(Records from a collection of figures)
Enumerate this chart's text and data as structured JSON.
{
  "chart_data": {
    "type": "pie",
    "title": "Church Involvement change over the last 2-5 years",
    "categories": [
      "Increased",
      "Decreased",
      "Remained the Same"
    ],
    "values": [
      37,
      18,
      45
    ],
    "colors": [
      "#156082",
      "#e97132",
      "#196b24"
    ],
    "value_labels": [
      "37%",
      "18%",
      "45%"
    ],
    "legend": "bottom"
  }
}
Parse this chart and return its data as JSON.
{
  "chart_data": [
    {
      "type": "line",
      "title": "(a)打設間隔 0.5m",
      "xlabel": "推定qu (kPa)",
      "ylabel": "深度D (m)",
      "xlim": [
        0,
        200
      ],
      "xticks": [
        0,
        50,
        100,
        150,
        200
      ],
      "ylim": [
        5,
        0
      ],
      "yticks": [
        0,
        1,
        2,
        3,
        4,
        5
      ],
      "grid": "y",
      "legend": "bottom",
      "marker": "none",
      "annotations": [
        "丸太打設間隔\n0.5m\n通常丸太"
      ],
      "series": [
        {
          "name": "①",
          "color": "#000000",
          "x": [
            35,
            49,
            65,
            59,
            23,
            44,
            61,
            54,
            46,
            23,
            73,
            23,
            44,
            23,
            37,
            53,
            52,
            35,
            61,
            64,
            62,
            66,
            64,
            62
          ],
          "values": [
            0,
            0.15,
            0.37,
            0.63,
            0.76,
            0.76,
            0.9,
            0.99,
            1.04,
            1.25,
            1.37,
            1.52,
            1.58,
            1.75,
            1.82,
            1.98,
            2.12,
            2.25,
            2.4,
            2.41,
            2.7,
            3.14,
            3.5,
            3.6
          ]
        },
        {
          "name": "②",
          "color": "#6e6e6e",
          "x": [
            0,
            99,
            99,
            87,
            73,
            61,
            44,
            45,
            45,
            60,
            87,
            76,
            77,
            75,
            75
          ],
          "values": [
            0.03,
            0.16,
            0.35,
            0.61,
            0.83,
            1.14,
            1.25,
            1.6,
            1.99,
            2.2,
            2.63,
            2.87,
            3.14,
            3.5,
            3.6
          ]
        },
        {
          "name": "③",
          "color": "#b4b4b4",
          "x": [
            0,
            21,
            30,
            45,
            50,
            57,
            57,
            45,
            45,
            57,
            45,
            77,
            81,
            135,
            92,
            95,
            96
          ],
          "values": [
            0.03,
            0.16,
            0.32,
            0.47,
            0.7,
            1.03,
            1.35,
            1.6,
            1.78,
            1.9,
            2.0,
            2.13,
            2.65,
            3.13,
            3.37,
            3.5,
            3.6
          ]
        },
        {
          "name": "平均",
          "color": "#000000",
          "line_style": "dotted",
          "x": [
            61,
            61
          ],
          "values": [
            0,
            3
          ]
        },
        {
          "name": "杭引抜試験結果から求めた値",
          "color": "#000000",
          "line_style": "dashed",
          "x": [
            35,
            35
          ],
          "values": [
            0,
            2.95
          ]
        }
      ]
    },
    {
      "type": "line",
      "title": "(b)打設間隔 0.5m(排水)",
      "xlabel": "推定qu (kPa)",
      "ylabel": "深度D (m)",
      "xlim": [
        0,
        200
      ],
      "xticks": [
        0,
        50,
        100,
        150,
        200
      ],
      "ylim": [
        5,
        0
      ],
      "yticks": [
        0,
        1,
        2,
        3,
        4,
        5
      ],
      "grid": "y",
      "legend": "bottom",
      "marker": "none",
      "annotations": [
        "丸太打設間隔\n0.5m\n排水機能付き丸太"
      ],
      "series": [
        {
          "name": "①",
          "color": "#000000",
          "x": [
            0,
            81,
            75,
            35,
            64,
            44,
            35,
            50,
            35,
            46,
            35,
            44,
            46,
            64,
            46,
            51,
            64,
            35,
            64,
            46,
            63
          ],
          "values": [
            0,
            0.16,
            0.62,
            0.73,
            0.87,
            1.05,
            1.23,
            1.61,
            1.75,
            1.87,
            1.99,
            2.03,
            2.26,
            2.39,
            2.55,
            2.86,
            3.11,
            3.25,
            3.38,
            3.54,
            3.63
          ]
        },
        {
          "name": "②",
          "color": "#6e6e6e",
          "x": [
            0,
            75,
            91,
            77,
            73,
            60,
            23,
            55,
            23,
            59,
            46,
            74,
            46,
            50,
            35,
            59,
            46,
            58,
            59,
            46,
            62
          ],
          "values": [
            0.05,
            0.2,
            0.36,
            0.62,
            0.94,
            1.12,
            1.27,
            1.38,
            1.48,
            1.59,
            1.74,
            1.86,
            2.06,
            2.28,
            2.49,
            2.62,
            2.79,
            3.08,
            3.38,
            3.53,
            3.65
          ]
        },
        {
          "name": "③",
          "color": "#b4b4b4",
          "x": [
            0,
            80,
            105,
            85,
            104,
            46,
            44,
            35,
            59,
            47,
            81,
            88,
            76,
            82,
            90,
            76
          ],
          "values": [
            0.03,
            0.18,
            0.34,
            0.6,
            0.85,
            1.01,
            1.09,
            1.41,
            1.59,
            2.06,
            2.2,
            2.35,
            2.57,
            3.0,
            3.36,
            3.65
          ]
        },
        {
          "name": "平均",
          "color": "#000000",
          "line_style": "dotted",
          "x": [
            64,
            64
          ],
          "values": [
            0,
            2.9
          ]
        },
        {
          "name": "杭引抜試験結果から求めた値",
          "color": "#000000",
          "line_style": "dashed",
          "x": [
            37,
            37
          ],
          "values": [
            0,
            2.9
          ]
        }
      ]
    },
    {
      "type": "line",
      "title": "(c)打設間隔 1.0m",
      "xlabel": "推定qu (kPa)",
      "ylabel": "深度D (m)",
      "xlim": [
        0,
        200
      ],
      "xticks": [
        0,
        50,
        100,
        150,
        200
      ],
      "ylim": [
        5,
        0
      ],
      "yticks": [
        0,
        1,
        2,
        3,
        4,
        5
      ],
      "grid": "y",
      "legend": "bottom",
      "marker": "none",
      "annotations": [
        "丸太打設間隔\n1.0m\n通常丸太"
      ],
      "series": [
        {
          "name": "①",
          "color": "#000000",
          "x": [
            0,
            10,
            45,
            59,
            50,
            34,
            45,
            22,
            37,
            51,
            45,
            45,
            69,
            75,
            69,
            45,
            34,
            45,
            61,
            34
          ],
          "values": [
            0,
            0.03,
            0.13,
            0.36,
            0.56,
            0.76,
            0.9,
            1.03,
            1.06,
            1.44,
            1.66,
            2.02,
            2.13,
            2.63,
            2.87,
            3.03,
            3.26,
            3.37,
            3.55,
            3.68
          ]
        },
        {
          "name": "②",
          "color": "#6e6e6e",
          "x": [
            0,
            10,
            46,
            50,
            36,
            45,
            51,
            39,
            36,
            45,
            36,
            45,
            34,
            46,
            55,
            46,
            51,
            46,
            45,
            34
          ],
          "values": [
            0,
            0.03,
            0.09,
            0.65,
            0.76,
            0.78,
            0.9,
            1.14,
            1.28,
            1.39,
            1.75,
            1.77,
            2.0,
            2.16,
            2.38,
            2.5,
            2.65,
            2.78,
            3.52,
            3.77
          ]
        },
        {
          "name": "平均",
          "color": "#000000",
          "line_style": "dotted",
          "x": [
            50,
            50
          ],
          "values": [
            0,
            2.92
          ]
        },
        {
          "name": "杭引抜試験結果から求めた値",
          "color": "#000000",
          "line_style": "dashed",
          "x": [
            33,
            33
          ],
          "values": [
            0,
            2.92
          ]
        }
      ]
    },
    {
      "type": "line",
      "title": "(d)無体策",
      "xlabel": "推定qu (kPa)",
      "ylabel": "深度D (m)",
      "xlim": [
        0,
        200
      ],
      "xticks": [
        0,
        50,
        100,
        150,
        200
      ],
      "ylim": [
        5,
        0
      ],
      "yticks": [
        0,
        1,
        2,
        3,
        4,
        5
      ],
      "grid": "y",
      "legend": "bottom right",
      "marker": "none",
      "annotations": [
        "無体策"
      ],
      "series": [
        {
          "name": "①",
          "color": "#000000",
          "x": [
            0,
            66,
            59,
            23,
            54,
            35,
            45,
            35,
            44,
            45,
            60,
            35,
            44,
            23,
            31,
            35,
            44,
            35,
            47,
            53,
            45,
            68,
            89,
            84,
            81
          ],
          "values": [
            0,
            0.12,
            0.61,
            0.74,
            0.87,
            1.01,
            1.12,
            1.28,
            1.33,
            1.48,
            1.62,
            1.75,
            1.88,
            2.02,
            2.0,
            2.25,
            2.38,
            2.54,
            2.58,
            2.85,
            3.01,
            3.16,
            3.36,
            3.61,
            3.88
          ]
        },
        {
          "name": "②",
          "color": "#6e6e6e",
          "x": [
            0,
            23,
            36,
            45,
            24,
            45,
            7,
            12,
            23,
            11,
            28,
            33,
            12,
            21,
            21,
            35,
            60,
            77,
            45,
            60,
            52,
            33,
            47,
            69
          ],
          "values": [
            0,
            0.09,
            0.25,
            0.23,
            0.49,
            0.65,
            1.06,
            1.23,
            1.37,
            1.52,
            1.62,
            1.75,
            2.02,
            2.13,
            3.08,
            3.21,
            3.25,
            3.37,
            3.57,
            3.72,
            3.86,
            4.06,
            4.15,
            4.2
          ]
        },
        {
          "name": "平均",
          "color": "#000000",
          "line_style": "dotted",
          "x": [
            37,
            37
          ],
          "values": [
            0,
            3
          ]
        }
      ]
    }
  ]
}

Required work:
Select all lines in the listing above where the word "n通常丸太" appears, and show them.

Result of the exercise:
        "丸太打設間隔\n0.5m\n通常丸太"
        "丸太打設間隔\n1.0m\n通常丸太"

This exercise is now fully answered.